──────── Input ────────
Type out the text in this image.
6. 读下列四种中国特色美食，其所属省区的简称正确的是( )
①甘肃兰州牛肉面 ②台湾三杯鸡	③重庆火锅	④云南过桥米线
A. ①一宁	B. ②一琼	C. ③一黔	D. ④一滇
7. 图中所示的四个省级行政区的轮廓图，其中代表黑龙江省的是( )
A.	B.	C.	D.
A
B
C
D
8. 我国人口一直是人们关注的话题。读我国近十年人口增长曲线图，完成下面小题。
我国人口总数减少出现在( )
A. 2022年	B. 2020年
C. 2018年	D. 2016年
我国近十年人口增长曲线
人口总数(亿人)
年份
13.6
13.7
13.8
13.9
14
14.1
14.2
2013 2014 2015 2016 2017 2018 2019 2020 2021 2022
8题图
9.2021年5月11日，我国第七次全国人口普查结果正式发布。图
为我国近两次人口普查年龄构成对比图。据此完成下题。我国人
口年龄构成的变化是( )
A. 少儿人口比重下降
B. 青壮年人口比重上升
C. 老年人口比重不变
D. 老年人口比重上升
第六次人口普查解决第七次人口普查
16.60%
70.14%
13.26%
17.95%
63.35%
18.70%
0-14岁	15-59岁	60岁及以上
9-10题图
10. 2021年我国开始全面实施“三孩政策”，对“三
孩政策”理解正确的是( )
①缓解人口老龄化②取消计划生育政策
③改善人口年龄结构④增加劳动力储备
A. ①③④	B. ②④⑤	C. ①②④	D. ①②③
────────
──────── Input ────────
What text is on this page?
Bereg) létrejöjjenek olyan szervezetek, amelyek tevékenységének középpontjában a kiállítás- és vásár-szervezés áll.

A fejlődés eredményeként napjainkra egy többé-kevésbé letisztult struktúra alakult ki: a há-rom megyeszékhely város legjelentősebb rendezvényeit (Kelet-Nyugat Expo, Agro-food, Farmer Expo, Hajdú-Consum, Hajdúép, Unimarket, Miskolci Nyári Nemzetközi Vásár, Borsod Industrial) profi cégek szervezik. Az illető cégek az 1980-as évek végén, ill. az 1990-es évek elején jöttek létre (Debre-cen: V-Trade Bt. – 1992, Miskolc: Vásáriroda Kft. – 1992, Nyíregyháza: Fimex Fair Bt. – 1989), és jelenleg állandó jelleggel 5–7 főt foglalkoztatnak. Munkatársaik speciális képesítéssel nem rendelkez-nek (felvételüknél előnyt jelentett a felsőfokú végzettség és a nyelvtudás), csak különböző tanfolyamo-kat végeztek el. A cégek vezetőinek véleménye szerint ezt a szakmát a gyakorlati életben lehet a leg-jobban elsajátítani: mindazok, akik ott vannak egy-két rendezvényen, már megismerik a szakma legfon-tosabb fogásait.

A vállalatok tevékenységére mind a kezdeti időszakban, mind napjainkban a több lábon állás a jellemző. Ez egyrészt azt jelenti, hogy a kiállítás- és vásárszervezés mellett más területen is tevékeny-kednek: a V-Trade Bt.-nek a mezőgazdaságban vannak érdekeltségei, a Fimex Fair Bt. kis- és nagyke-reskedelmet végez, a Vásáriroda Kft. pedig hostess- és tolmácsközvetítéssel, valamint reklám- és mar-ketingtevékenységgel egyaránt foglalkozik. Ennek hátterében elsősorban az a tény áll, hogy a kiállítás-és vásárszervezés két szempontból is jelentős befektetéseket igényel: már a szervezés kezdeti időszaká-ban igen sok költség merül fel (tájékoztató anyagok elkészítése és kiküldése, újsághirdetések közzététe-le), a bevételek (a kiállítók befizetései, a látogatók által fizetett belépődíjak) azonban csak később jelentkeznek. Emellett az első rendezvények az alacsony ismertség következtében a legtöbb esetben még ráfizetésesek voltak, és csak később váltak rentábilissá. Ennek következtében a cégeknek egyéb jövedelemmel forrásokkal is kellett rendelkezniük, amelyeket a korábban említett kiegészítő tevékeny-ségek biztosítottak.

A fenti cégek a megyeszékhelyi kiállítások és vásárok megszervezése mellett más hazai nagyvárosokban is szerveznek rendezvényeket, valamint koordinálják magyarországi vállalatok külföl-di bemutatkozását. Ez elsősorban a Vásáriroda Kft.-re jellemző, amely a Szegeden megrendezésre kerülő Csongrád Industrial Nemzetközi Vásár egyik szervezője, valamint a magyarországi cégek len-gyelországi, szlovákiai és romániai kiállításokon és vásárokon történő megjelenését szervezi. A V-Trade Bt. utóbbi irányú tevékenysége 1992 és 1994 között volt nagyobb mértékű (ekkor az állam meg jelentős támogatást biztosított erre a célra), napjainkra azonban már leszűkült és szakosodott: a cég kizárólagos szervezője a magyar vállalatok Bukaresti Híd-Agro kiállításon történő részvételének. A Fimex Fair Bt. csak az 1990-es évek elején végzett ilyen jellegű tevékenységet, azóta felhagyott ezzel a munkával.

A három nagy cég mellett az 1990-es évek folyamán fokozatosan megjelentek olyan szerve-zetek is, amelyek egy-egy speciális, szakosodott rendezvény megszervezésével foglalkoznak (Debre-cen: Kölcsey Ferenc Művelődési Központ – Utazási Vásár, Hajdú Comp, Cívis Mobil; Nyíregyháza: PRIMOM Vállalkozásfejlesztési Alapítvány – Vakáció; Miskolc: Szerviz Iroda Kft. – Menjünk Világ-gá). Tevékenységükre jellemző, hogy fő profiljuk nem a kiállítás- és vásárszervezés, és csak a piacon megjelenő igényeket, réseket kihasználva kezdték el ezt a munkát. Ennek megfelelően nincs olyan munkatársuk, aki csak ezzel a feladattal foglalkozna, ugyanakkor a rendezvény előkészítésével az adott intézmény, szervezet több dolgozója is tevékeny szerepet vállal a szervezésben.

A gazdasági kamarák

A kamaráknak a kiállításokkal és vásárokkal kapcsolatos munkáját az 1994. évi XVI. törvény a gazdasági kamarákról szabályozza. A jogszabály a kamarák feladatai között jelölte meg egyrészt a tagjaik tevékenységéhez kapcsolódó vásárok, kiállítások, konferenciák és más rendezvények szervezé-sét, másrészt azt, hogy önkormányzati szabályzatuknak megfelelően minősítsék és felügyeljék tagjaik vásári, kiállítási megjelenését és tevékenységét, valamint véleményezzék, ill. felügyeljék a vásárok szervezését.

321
────────
──────── Input ────────
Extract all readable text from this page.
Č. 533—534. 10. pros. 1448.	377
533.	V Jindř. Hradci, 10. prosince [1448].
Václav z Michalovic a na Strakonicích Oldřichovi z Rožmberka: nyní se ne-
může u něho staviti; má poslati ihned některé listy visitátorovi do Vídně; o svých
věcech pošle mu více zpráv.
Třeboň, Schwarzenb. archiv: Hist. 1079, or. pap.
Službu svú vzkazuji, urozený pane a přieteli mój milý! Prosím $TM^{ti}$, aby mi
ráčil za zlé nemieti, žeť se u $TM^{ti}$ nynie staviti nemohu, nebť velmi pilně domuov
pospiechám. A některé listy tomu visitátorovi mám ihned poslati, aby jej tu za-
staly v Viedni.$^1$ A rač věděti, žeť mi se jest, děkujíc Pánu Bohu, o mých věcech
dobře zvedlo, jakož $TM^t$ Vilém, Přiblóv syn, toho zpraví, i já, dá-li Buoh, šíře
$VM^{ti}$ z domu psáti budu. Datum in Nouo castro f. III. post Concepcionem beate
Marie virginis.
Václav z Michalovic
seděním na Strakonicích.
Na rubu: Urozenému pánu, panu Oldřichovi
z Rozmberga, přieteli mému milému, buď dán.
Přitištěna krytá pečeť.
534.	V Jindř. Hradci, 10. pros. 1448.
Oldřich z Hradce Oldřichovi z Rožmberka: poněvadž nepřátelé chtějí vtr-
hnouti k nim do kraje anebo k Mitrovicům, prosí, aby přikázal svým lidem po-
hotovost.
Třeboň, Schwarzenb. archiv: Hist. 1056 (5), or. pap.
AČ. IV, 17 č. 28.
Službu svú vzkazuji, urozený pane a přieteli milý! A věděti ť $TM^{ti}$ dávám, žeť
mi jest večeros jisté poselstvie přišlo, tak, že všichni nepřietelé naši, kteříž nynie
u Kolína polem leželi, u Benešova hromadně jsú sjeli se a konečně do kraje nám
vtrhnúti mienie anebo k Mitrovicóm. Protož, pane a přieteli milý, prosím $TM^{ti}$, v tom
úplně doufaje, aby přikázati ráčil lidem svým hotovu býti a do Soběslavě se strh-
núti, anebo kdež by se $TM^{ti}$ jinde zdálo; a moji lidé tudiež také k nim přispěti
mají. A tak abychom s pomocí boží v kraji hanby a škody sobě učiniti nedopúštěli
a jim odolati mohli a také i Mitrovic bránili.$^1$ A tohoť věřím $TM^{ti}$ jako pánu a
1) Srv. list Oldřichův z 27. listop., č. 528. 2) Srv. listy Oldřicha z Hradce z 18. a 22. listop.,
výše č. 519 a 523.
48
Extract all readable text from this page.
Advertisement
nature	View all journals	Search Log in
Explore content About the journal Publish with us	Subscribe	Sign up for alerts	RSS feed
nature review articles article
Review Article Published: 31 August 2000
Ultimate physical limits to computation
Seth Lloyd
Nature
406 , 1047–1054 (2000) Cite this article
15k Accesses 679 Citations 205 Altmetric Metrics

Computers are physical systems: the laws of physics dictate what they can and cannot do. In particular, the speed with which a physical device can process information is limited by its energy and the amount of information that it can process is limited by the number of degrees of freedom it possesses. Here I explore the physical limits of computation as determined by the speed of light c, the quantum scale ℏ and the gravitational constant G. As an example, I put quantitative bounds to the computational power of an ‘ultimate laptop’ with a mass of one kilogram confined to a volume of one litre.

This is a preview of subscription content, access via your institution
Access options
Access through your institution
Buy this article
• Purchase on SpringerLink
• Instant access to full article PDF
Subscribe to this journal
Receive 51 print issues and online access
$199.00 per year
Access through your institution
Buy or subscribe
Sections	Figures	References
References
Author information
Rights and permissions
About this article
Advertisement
────────
Required work. Search the data above for the word "nynie", then gather each line in which it appears.

Correct output.
ráčil za zlé nemieti, žeť se u $TM^{ti}$ nynie staviti nemohu, nebť velmi pilně domuov
mi jest večeros jisté poselstvie přišlo, tak, že všichni nepřietelé naši, kteříž nynie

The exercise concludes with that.